Aim: The records below hold pictures; please leave those out and retype the rest exactly.

═══

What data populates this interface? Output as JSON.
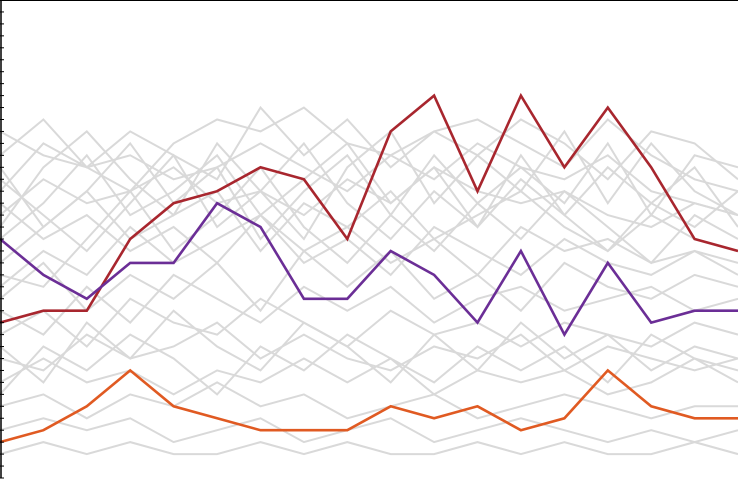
{
  "chart_data": {
    "type": "line",
    "title": "",
    "xlabel": "",
    "ylabel": "",
    "x": [
      1,
      2,
      3,
      4,
      5,
      6,
      7,
      8,
      9,
      10,
      11,
      12,
      13,
      14,
      15,
      16,
      17,
      18
    ],
    "xlim": [
      1,
      18
    ],
    "ylim": [
      0,
      40
    ],
    "grid": false,
    "legend": "none",
    "colors": {
      "background": "#ffffff",
      "axis": "#000000",
      "context": "#d9d9d9",
      "highlight_red": "#a8262e",
      "highlight_purple": "#6b2e96",
      "highlight_orange": "#e05a22"
    },
    "highlighted_series": [
      {
        "color": "#a8262e",
        "values": [
          13,
          14,
          14,
          20,
          23,
          24,
          26,
          25,
          20,
          29,
          32,
          24,
          32,
          26,
          31,
          26,
          20,
          19
        ]
      },
      {
        "color": "#6b2e96",
        "values": [
          20,
          17,
          15,
          18,
          18,
          23,
          21,
          15,
          15,
          19,
          17,
          13,
          19,
          12,
          18,
          13,
          14,
          14
        ]
      },
      {
        "color": "#e05a22",
        "values": [
          3,
          4,
          6,
          9,
          6,
          5,
          4,
          4,
          4,
          6,
          5,
          6,
          4,
          5,
          9,
          6,
          5,
          5
        ]
      }
    ],
    "context_series": [
      {
        "values": [
          29,
          27,
          26,
          24,
          28,
          30,
          29,
          31,
          28,
          27,
          29,
          30,
          28,
          26,
          30,
          27,
          25,
          24
        ]
      },
      {
        "values": [
          24,
          28,
          26,
          27,
          25,
          26,
          28,
          26,
          24,
          27,
          25,
          28,
          26,
          25,
          27,
          24,
          23,
          22
        ]
      },
      {
        "values": [
          22,
          25,
          23,
          24,
          26,
          23,
          24,
          22,
          25,
          23,
          26,
          24,
          23,
          24,
          22,
          21,
          23,
          22
        ]
      },
      {
        "values": [
          18,
          21,
          24,
          20,
          22,
          24,
          19,
          23,
          21,
          24,
          20,
          22,
          24,
          21,
          19,
          22,
          20,
          19
        ]
      },
      {
        "values": [
          16,
          19,
          17,
          21,
          18,
          20,
          22,
          18,
          20,
          17,
          21,
          19,
          17,
          20,
          18,
          17,
          19,
          18
        ]
      },
      {
        "values": [
          14,
          12,
          16,
          13,
          17,
          15,
          13,
          16,
          14,
          16,
          13,
          15,
          16,
          14,
          15,
          16,
          14,
          15
        ]
      },
      {
        "values": [
          12,
          14,
          11,
          15,
          13,
          12,
          15,
          13,
          11,
          14,
          12,
          13,
          11,
          13,
          12,
          11,
          13,
          12
        ]
      },
      {
        "values": [
          10,
          9,
          12,
          10,
          11,
          13,
          10,
          12,
          10,
          9,
          11,
          10,
          12,
          9,
          11,
          10,
          9,
          10
        ]
      },
      {
        "values": [
          8,
          10,
          8,
          9,
          7,
          9,
          8,
          10,
          8,
          10,
          7,
          9,
          8,
          9,
          7,
          8,
          10,
          9
        ]
      },
      {
        "values": [
          6,
          7,
          5,
          7,
          6,
          8,
          6,
          7,
          5,
          6,
          7,
          5,
          6,
          7,
          6,
          5,
          6,
          6
        ]
      },
      {
        "values": [
          4,
          5,
          4,
          5,
          3,
          4,
          5,
          3,
          4,
          5,
          3,
          4,
          5,
          4,
          3,
          4,
          3,
          4
        ]
      },
      {
        "values": [
          2,
          3,
          2,
          3,
          2,
          2,
          3,
          2,
          3,
          2,
          2,
          3,
          2,
          3,
          2,
          2,
          3,
          2
        ]
      },
      {
        "values": [
          27,
          30,
          26,
          29,
          27,
          25,
          31,
          27,
          30,
          26,
          29,
          27,
          30,
          28,
          25,
          29,
          28,
          25
        ]
      },
      {
        "values": [
          20,
          23,
          27,
          22,
          24,
          27,
          22,
          25,
          28,
          23,
          26,
          21,
          25,
          22,
          26,
          23,
          21,
          24
        ]
      },
      {
        "values": [
          17,
          16,
          20,
          24,
          19,
          22,
          26,
          21,
          18,
          22,
          19,
          23,
          20,
          24,
          21,
          18,
          22,
          20
        ]
      },
      {
        "values": [
          25,
          22,
          19,
          23,
          27,
          21,
          24,
          28,
          23,
          20,
          24,
          21,
          27,
          22,
          19,
          23,
          26,
          21
        ]
      },
      {
        "values": [
          15,
          18,
          14,
          17,
          15,
          18,
          14,
          19,
          16,
          19,
          15,
          17,
          14,
          18,
          16,
          15,
          17,
          16
        ]
      },
      {
        "values": [
          11,
          8,
          13,
          10,
          14,
          11,
          9,
          13,
          11,
          8,
          12,
          9,
          13,
          10,
          12,
          9,
          11,
          10
        ]
      },
      {
        "values": [
          21,
          26,
          29,
          25,
          22,
          28,
          24,
          20,
          26,
          29,
          23,
          27,
          24,
          29,
          23,
          28,
          24,
          22
        ]
      },
      {
        "values": [
          7,
          11,
          9,
          12,
          10,
          7,
          11,
          9,
          12,
          10,
          8,
          11,
          9,
          11,
          8,
          12,
          10,
          8
        ]
      },
      {
        "values": [
          26,
          21,
          24,
          28,
          23,
          26,
          20,
          24,
          27,
          22,
          27,
          23,
          26,
          23,
          28,
          22,
          27,
          26
        ]
      },
      {
        "values": [
          23,
          20,
          22,
          19,
          21,
          18,
          22,
          19,
          21,
          18,
          20,
          17,
          21,
          19,
          20,
          18,
          19,
          17
        ]
      }
    ]
  }
}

═══

Result:
What data populates this interface? Output as JSON.
{
  "chart_data": {
    "type": "line",
    "title": "",
    "xlabel": "",
    "ylabel": "",
    "x": [
      1,
      2,
      3,
      4,
      5,
      6,
      7,
      8,
      9,
      10,
      11,
      12,
      13,
      14,
      15,
      16,
      17,
      18
    ],
    "xlim": [
      1,
      18
    ],
    "ylim": [
      0,
      40
    ],
    "grid": false,
    "legend": "none",
    "colors": {
      "background": "#ffffff",
      "axis": "#000000",
      "context": "#d9d9d9",
      "highlight_red": "#a8262e",
      "highlight_purple": "#6b2e96",
      "highlight_orange": "#e05a22"
    },
    "highlighted_series": [
      {
        "color": "#a8262e",
        "values": [
          13,
          14,
          14,
          20,
          23,
          24,
          26,
          25,
          20,
          29,
          32,
          24,
          32,
          26,
          31,
          26,
          20,
          19
        ]
      },
      {
        "color": "#6b2e96",
        "values": [
          20,
          17,
          15,
          18,
          18,
          23,
          21,
          15,
          15,
          19,
          17,
          13,
          19,
          12,
          18,
          13,
          14,
          14
        ]
      },
      {
        "color": "#e05a22",
        "values": [
          3,
          4,
          6,
          9,
          6,
          5,
          4,
          4,
          4,
          6,
          5,
          6,
          4,
          5,
          9,
          6,
          5,
          5
        ]
      }
    ],
    "context_series": [
      {
        "values": [
          29,
          27,
          26,
          24,
          28,
          30,
          29,
          31,
          28,
          27,
          29,
          30,
          28,
          26,
          30,
          27,
          25,
          24
        ]
      },
      {
        "values": [
          24,
          28,
          26,
          27,
          25,
          26,
          28,
          26,
          24,
          27,
          25,
          28,
          26,
          25,
          27,
          24,
          23,
          22
        ]
      },
      {
        "values": [
          22,
          25,
          23,
          24,
          26,
          23,
          24,
          22,
          25,
          23,
          26,
          24,
          23,
          24,
          22,
          21,
          23,
          22
        ]
      },
      {
        "values": [
          18,
          21,
          24,
          20,
          22,
          24,
          19,
          23,
          21,
          24,
          20,
          22,
          24,
          21,
          19,
          22,
          20,
          19
        ]
      },
      {
        "values": [
          16,
          19,
          17,
          21,
          18,
          20,
          22,
          18,
          20,
          17,
          21,
          19,
          17,
          20,
          18,
          17,
          19,
          18
        ]
      },
      {
        "values": [
          14,
          12,
          16,
          13,
          17,
          15,
          13,
          16,
          14,
          16,
          13,
          15,
          16,
          14,
          15,
          16,
          14,
          15
        ]
      },
      {
        "values": [
          12,
          14,
          11,
          15,
          13,
          12,
          15,
          13,
          11,
          14,
          12,
          13,
          11,
          13,
          12,
          11,
          13,
          12
        ]
      },
      {
        "values": [
          10,
          9,
          12,
          10,
          11,
          13,
          10,
          12,
          10,
          9,
          11,
          10,
          12,
          9,
          11,
          10,
          9,
          10
        ]
      },
      {
        "values": [
          8,
          10,
          8,
          9,
          7,
          9,
          8,
          10,
          8,
          10,
          7,
          9,
          8,
          9,
          7,
          8,
          10,
          9
        ]
      },
      {
        "values": [
          6,
          7,
          5,
          7,
          6,
          8,
          6,
          7,
          5,
          6,
          7,
          5,
          6,
          7,
          6,
          5,
          6,
          6
        ]
      },
      {
        "values": [
          4,
          5,
          4,
          5,
          3,
          4,
          5,
          3,
          4,
          5,
          3,
          4,
          5,
          4,
          3,
          4,
          3,
          4
        ]
      },
      {
        "values": [
          2,
          3,
          2,
          3,
          2,
          2,
          3,
          2,
          3,
          2,
          2,
          3,
          2,
          3,
          2,
          2,
          3,
          2
        ]
      },
      {
        "values": [
          27,
          30,
          26,
          29,
          27,
          25,
          31,
          27,
          30,
          26,
          29,
          27,
          30,
          28,
          25,
          29,
          28,
          25
        ]
      },
      {
        "values": [
          20,
          23,
          27,
          22,
          24,
          27,
          22,
          25,
          28,
          23,
          26,
          21,
          25,
          22,
          26,
          23,
          21,
          24
        ]
      },
      {
        "values": [
          17,
          16,
          20,
          24,
          19,
          22,
          26,
          21,
          18,
          22,
          19,
          23,
          20,
          24,
          21,
          18,
          22,
          20
        ]
      },
      {
        "values": [
          25,
          22,
          19,
          23,
          27,
          21,
          24,
          28,
          23,
          20,
          24,
          21,
          27,
          22,
          19,
          23,
          26,
          21
        ]
      },
      {
        "values": [
          15,
          18,
          14,
          17,
          15,
          18,
          14,
          19,
          16,
          19,
          15,
          17,
          14,
          18,
          16,
          15,
          17,
          16
        ]
      },
      {
        "values": [
          11,
          8,
          13,
          10,
          14,
          11,
          9,
          13,
          11,
          8,
          12,
          9,
          13,
          10,
          12,
          9,
          11,
          10
        ]
      },
      {
        "values": [
          21,
          26,
          29,
          25,
          22,
          28,
          24,
          20,
          26,
          29,
          23,
          27,
          24,
          29,
          23,
          28,
          24,
          22
        ]
      },
      {
        "values": [
          7,
          11,
          9,
          12,
          10,
          7,
          11,
          9,
          12,
          10,
          8,
          11,
          9,
          11,
          8,
          12,
          10,
          8
        ]
      },
      {
        "values": [
          26,
          21,
          24,
          28,
          23,
          26,
          20,
          24,
          27,
          22,
          27,
          23,
          26,
          23,
          28,
          22,
          27,
          26
        ]
      },
      {
        "values": [
          23,
          20,
          22,
          19,
          21,
          18,
          22,
          19,
          21,
          18,
          20,
          17,
          21,
          19,
          20,
          18,
          19,
          17
        ]
      }
    ]
  }
}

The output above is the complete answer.